▶ **THE INPUT**:
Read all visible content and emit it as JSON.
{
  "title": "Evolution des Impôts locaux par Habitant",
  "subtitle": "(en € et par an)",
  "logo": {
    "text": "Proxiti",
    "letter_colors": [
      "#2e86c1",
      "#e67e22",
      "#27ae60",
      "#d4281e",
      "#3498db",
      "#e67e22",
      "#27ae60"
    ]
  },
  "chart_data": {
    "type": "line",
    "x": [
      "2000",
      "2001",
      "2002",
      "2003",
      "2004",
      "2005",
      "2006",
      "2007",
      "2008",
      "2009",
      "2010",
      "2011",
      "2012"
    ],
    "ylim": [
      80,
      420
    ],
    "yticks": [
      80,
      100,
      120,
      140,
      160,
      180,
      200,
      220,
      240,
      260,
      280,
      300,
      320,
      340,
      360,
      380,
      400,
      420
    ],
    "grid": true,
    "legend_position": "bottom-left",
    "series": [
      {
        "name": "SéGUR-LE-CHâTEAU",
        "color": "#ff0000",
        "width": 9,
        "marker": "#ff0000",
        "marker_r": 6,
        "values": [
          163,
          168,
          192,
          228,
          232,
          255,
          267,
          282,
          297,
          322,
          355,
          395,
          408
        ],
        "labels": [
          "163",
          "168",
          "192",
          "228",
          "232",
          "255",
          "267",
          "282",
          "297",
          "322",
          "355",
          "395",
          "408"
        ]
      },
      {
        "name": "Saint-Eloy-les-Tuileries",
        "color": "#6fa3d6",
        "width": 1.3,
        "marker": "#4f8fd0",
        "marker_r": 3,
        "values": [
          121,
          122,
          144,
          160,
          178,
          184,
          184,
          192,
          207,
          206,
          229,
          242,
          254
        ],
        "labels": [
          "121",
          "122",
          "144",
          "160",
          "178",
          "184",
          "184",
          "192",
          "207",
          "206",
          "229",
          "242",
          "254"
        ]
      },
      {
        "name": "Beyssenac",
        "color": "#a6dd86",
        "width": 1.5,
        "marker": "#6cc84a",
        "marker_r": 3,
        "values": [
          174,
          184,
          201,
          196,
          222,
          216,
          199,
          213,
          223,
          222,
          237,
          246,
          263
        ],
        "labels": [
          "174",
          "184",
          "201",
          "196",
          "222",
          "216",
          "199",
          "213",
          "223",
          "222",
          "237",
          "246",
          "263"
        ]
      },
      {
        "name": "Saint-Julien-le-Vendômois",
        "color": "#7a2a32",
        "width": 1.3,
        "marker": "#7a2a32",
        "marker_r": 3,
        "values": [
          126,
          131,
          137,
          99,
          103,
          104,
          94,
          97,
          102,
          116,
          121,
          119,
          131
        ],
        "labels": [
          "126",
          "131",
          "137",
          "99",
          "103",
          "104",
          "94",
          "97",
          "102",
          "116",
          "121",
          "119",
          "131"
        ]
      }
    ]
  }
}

▶ **EXERCISE DETAILS**:
Find each line holding the word "name" and copy it.

▶ **REPLY TO THE TASK**:
        "name": "SéGUR-LE-CHâTEAU",
        "name": "Saint-Eloy-les-Tuileries",
        "name": "Beyssenac",
        "name": "Saint-Julien-le-Vendômois",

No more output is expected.